Work request A:
Answer these questions from the passage on the Midland and Rio Grande railroads:
(i) Who joined the Midland railroad in 1885?
(ii) Between which two places did the Midland lay 250 mi of standard gauge track?
(iii) Which Rio Grande president changed the board's minds about expanding to Aspen?
Work request B: Continue the passage on the Midland and Rio Grande railroads from where it stops.

___ Given passage

Formed in 1883, the Midland had existed purely legally for its first four years since it lacked the money to actually build anything. That changed rapidly when James John Hagerman, an Easterner who had already grown rich from mining iron ore in Michigan and silver in Aspen, joined the railroad in 1885. By the end of the next year the Midland had laid 250 mi of standard gauge track from Colorado Springs to Leadville. The Hagerman Tunnel, at the time the world's highest, got it across the Divide to Glenwood Springs, where it continued the line to Aspen.

The previous year the Rio Grande had been forced into receivership and sold to its bondholders as a result of growing too fast in its earlier years. William S. Jackson, its new president, had tried to convince the board to expand to Aspen ahead of the Midland, but they were too afraid of further financial failure. The next year a new president, David Moffat, changed their minds and the railroad began laying track on the north side of the Roaring Fork, where they did not have to worry about crossing Maroon Creek.

______
___ Information shown

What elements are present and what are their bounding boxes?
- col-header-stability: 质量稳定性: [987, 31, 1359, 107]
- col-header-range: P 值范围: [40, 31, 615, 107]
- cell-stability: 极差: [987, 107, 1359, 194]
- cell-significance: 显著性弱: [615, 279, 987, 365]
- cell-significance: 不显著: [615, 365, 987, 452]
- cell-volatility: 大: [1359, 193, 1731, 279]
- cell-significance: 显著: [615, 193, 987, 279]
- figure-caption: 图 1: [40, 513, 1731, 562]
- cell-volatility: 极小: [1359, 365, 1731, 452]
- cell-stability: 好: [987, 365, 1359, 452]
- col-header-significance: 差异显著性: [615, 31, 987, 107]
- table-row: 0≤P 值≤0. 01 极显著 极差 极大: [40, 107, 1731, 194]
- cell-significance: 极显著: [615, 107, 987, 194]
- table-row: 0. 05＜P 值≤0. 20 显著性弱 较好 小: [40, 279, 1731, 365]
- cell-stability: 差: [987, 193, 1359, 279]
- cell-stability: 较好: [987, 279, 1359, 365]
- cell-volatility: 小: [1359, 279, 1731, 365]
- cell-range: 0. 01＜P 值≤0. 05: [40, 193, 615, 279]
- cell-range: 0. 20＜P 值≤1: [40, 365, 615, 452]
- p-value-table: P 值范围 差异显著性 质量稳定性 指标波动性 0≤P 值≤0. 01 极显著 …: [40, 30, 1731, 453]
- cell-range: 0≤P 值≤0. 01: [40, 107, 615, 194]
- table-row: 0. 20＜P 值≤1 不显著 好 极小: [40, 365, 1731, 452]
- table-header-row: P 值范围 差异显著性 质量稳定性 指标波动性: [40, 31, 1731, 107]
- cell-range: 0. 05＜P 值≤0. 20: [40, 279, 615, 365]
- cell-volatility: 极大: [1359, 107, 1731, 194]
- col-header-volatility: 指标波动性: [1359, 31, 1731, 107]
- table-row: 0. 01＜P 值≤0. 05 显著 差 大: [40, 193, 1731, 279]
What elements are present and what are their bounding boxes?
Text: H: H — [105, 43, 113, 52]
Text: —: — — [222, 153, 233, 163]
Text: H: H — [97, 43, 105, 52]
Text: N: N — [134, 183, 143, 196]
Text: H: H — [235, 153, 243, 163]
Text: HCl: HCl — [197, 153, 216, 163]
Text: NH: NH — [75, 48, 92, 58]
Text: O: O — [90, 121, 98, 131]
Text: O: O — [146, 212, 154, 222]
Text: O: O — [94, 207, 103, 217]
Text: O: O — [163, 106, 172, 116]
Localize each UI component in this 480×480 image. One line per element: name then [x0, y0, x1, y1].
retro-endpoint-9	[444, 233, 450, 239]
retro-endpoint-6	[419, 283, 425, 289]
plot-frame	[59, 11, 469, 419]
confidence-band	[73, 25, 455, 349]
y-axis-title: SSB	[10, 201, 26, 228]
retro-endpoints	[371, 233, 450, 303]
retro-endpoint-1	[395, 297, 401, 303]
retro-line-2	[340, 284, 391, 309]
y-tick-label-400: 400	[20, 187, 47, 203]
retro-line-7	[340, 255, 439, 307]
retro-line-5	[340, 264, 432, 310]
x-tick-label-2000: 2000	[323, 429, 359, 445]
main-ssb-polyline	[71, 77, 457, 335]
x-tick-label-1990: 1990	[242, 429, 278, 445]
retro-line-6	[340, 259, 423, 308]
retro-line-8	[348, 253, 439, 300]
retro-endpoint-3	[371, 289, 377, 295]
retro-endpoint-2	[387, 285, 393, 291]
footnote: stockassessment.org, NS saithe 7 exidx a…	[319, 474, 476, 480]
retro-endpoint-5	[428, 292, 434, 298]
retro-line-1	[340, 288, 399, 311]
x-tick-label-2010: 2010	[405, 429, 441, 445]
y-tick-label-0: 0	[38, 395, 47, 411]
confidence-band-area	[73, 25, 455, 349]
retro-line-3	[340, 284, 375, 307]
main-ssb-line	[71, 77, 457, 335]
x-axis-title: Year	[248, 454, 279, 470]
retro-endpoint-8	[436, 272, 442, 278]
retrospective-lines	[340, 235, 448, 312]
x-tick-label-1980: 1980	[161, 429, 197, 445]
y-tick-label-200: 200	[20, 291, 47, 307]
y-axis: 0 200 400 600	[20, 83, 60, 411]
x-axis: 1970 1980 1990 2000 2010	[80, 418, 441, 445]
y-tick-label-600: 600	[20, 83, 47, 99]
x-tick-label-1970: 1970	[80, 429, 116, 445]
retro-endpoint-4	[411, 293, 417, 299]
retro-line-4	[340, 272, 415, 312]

______

Written reply A:
(i) James John Hagerman
(ii) Colorado Springs and Leadville
(iii) David Moffat

Written reply B:
That decision proved to be beneficial in overcoming the Midland's lead and bringing the first train to Aspen in October 1887. At that point the Midland's crews had laid track almost as far as Maroon Creek. The railroad had hired renowned engineer and bridge designer George S. Morison to design and build the viaduct using his innovative double-bent piers, first used on the Portage Viaduct in New York and later on the Boone Viaduct in Iowa. A timber trestle could have been built, but when the crews reached the creek in December they had to wait as the structural steel for Morison's bridge had been delayed leaving its fabricator back East. They continued working through the difficult mountain winter and completed the bridge in time for the Midland's first train to cross it and arrive in Aspen in February 1888. Although the Midland lost the race, its bridge, one of the last viaduct bridges built in Colorado that century, was more significant since it connected Aspen to its standard-gauge main line, the first built into the state's mountains. In 1890 the Rio Grande widened its branch to standard gauge. The two railroads competed vigorously as the city's population swelled to over 10,000. The Aspen City Railway, a mule-pulled streetcar, connected the two depots.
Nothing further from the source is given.